---------- RECORDS SUPPLIED ----------

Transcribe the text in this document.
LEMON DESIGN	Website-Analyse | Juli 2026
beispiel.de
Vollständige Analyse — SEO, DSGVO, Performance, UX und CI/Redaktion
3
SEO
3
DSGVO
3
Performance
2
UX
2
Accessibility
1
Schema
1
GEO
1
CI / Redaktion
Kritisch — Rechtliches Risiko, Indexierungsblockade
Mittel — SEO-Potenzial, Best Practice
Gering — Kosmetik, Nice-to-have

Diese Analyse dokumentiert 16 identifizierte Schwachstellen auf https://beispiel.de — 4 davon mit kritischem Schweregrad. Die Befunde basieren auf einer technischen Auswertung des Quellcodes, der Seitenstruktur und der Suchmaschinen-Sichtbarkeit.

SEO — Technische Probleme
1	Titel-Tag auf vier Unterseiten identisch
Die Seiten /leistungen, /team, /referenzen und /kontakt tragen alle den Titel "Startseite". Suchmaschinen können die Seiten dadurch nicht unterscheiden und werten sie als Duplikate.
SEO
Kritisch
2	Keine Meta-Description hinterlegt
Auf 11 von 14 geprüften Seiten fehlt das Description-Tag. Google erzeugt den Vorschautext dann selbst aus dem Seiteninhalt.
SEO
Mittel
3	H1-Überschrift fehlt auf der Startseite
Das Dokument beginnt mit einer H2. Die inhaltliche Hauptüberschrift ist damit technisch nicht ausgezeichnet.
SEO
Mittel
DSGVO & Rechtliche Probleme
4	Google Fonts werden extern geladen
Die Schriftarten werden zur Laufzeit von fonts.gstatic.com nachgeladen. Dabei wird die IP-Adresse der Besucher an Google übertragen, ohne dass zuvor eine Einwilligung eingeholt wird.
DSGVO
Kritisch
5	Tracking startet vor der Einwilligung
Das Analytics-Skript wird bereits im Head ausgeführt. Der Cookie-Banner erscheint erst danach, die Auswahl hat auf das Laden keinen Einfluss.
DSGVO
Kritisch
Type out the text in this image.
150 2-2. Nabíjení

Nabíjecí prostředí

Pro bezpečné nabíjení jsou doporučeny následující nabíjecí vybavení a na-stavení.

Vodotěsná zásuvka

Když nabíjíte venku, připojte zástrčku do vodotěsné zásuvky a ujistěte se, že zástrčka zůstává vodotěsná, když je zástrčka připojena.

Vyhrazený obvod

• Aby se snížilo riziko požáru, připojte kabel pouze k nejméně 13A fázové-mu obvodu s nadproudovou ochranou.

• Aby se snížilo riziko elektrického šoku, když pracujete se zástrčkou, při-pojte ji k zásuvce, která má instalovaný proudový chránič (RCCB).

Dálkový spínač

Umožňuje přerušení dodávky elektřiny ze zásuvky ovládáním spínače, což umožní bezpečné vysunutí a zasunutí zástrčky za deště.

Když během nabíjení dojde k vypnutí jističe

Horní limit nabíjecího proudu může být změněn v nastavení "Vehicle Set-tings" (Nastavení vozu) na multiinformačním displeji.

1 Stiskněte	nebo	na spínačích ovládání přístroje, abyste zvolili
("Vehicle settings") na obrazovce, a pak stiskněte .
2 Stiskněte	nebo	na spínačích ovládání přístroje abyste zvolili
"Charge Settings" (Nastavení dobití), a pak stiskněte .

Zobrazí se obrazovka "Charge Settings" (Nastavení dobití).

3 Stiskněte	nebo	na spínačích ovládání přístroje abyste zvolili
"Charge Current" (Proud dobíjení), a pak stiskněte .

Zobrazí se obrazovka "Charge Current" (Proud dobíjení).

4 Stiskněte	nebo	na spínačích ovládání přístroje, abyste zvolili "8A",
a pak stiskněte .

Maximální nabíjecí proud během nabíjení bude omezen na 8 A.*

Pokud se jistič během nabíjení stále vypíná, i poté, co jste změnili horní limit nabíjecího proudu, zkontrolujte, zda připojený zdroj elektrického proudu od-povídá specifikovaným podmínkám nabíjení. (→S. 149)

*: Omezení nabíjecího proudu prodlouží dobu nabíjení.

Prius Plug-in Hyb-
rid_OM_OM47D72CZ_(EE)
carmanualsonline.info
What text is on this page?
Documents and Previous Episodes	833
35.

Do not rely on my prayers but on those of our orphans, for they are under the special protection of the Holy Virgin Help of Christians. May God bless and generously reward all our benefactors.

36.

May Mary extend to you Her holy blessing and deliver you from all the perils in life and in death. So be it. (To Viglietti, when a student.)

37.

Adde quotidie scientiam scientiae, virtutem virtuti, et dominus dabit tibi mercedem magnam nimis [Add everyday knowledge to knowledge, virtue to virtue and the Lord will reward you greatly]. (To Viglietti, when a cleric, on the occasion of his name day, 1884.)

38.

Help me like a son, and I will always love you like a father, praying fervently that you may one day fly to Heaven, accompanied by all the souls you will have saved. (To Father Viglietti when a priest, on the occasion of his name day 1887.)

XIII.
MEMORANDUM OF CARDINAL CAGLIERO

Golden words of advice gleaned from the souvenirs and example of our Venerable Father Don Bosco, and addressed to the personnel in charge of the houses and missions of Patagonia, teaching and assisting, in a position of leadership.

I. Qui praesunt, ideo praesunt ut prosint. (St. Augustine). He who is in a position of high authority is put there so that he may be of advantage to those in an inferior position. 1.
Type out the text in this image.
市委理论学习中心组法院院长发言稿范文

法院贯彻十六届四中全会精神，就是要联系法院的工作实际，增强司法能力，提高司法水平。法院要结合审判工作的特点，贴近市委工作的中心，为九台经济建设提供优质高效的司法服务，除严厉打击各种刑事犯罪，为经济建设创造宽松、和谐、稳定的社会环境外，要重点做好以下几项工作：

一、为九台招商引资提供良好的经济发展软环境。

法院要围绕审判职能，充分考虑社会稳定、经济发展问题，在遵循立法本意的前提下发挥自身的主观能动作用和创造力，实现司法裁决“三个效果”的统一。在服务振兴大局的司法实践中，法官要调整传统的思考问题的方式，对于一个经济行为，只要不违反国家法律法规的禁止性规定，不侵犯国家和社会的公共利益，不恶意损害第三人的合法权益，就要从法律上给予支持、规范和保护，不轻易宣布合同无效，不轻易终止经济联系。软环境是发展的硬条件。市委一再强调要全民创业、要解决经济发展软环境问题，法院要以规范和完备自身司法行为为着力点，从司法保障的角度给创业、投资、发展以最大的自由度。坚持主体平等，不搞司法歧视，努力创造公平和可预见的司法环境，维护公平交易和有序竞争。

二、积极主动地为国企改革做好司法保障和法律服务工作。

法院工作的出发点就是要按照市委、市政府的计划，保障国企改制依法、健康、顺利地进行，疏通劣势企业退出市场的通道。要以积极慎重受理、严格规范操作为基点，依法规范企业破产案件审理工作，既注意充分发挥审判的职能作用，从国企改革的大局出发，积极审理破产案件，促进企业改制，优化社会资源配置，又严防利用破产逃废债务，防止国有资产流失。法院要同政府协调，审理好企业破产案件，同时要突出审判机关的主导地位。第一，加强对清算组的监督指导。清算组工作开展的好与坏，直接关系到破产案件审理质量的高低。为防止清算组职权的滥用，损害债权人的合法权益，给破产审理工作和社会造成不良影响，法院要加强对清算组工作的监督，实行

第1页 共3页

----------

_TASK DIRECTIONS_.
Reproduce the material above exactly; please quote every line of it.

_REPLY_.
Transcribe the text in this document.
LEMON DESIGN	Website-Analyse | Juli 2026
beispiel.de
Vollständige Analyse — SEO, DSGVO, Performance, UX und CI/Redaktion
3
SEO
3
DSGVO
3
Performance
2
UX
2
Accessibility
1
Schema
1
GEO
1
CI / Redaktion
Kritisch — Rechtliches Risiko, Indexierungsblockade
Mittel — SEO-Potenzial, Best Practice
Gering — Kosmetik, Nice-to-have

Diese Analyse dokumentiert 16 identifizierte Schwachstellen auf https://beispiel.de — 4 davon mit kritischem Schweregrad. Die Befunde basieren auf einer technischen Auswertung des Quellcodes, der Seitenstruktur und der Suchmaschinen-Sichtbarkeit.

SEO — Technische Probleme
1	Titel-Tag auf vier Unterseiten identisch
Die Seiten /leistungen, /team, /referenzen und /kontakt tragen alle den Titel "Startseite". Suchmaschinen können die Seiten dadurch nicht unterscheiden und werten sie als Duplikate.
SEO
Kritisch
2	Keine Meta-Description hinterlegt
Auf 11 von 14 geprüften Seiten fehlt das Description-Tag. Google erzeugt den Vorschautext dann selbst aus dem Seiteninhalt.
SEO
Mittel
3	H1-Überschrift fehlt auf der Startseite
Das Dokument beginnt mit einer H2. Die inhaltliche Hauptüberschrift ist damit technisch nicht ausgezeichnet.
SEO
Mittel
DSGVO & Rechtliche Probleme
4	Google Fonts werden extern geladen
Die Schriftarten werden zur Laufzeit von fonts.gstatic.com nachgeladen. Dabei wird die IP-Adresse der Besucher an Google übertragen, ohne dass zuvor eine Einwilligung eingeholt wird.
DSGVO
Kritisch
5	Tracking startet vor der Einwilligung
Das Analytics-Skript wird bereits im Head ausgeführt. Der Cookie-Banner erscheint erst danach, die Auswahl hat auf das Laden keinen Einfluss.
DSGVO
Kritisch
Type out the text in this image.
150 2-2. Nabíjení

Nabíjecí prostředí

Pro bezpečné nabíjení jsou doporučeny následující nabíjecí vybavení a na-stavení.

Vodotěsná zásuvka

Když nabíjíte venku, připojte zástrčku do vodotěsné zásuvky a ujistěte se, že zástrčka zůstává vodotěsná, když je zástrčka připojena.

Vyhrazený obvod

• Aby se snížilo riziko požáru, připojte kabel pouze k nejméně 13A fázové-mu obvodu s nadproudovou ochranou.

• Aby se snížilo riziko elektrického šoku, když pracujete se zástrčkou, při-pojte ji k zásuvce, která má instalovaný proudový chránič (RCCB).

Dálkový spínač

Umožňuje přerušení dodávky elektřiny ze zásuvky ovládáním spínače, což umožní bezpečné vysunutí a zasunutí zástrčky za deště.

Když během nabíjení dojde k vypnutí jističe

Horní limit nabíjecího proudu může být změněn v nastavení "Vehicle Set-tings" (Nastavení vozu) na multiinformačním displeji.

1 Stiskněte	nebo	na spínačích ovládání přístroje, abyste zvolili
("Vehicle settings") na obrazovce, a pak stiskněte .
2 Stiskněte	nebo	na spínačích ovládání přístroje abyste zvolili
"Charge Settings" (Nastavení dobití), a pak stiskněte .

Zobrazí se obrazovka "Charge Settings" (Nastavení dobití).

3 Stiskněte	nebo	na spínačích ovládání přístroje abyste zvolili
"Charge Current" (Proud dobíjení), a pak stiskněte .

Zobrazí se obrazovka "Charge Current" (Proud dobíjení).

4 Stiskněte	nebo	na spínačích ovládání přístroje, abyste zvolili "8A",
a pak stiskněte .

Maximální nabíjecí proud během nabíjení bude omezen na 8 A.*

Pokud se jistič během nabíjení stále vypíná, i poté, co jste změnili horní limit nabíjecího proudu, zkontrolujte, zda připojený zdroj elektrického proudu od-povídá specifikovaným podmínkám nabíjení. (→S. 149)

*: Omezení nabíjecího proudu prodlouží dobu nabíjení.

Prius Plug-in Hyb-
rid_OM_OM47D72CZ_(EE)
carmanualsonline.info
What text is on this page?
Documents and Previous Episodes	833
35.

Do not rely on my prayers but on those of our orphans, for they are under the special protection of the Holy Virgin Help of Christians. May God bless and generously reward all our benefactors.

36.

May Mary extend to you Her holy blessing and deliver you from all the perils in life and in death. So be it. (To Viglietti, when a student.)

37.

Adde quotidie scientiam scientiae, virtutem virtuti, et dominus dabit tibi mercedem magnam nimis [Add everyday knowledge to knowledge, virtue to virtue and the Lord will reward you greatly]. (To Viglietti, when a cleric, on the occasion of his name day, 1884.)

38.

Help me like a son, and I will always love you like a father, praying fervently that you may one day fly to Heaven, accompanied by all the souls you will have saved. (To Father Viglietti when a priest, on the occasion of his name day 1887.)

XIII.
MEMORANDUM OF CARDINAL CAGLIERO

Golden words of advice gleaned from the souvenirs and example of our Venerable Father Don Bosco, and addressed to the personnel in charge of the houses and missions of Patagonia, teaching and assisting, in a position of leadership.

I. Qui praesunt, ideo praesunt ut prosint. (St. Augustine). He who is in a position of high authority is put there so that he may be of advantage to those in an inferior position. 1.
Type out the text in this image.
市委理论学习中心组法院院长发言稿范文

法院贯彻十六届四中全会精神，就是要联系法院的工作实际，增强司法能力，提高司法水平。法院要结合审判工作的特点，贴近市委工作的中心，为九台经济建设提供优质高效的司法服务，除严厉打击各种刑事犯罪，为经济建设创造宽松、和谐、稳定的社会环境外，要重点做好以下几项工作：

一、为九台招商引资提供良好的经济发展软环境。

法院要围绕审判职能，充分考虑社会稳定、经济发展问题，在遵循立法本意的前提下发挥自身的主观能动作用和创造力，实现司法裁决“三个效果”的统一。在服务振兴大局的司法实践中，法官要调整传统的思考问题的方式，对于一个经济行为，只要不违反国家法律法规的禁止性规定，不侵犯国家和社会的公共利益，不恶意损害第三人的合法权益，就要从法律上给予支持、规范和保护，不轻易宣布合同无效，不轻易终止经济联系。软环境是发展的硬条件。市委一再强调要全民创业、要解决经济发展软环境问题，法院要以规范和完备自身司法行为为着力点，从司法保障的角度给创业、投资、发展以最大的自由度。坚持主体平等，不搞司法歧视，努力创造公平和可预见的司法环境，维护公平交易和有序竞争。

二、积极主动地为国企改革做好司法保障和法律服务工作。

法院工作的出发点就是要按照市委、市政府的计划，保障国企改制依法、健康、顺利地进行，疏通劣势企业退出市场的通道。要以积极慎重受理、严格规范操作为基点，依法规范企业破产案件审理工作，既注意充分发挥审判的职能作用，从国企改革的大局出发，积极审理破产案件，促进企业改制，优化社会资源配置，又严防利用破产逃废债务，防止国有资产流失。法院要同政府协调，审理好企业破产案件，同时要突出审判机关的主导地位。第一，加强对清算组的监督指导。清算组工作开展的好与坏，直接关系到破产案件审理质量的高低。为防止清算组职权的滥用，损害债权人的合法权益，给破产审理工作和社会造成不良影响，法院要加强对清算组工作的监督，实行

第1页 共3页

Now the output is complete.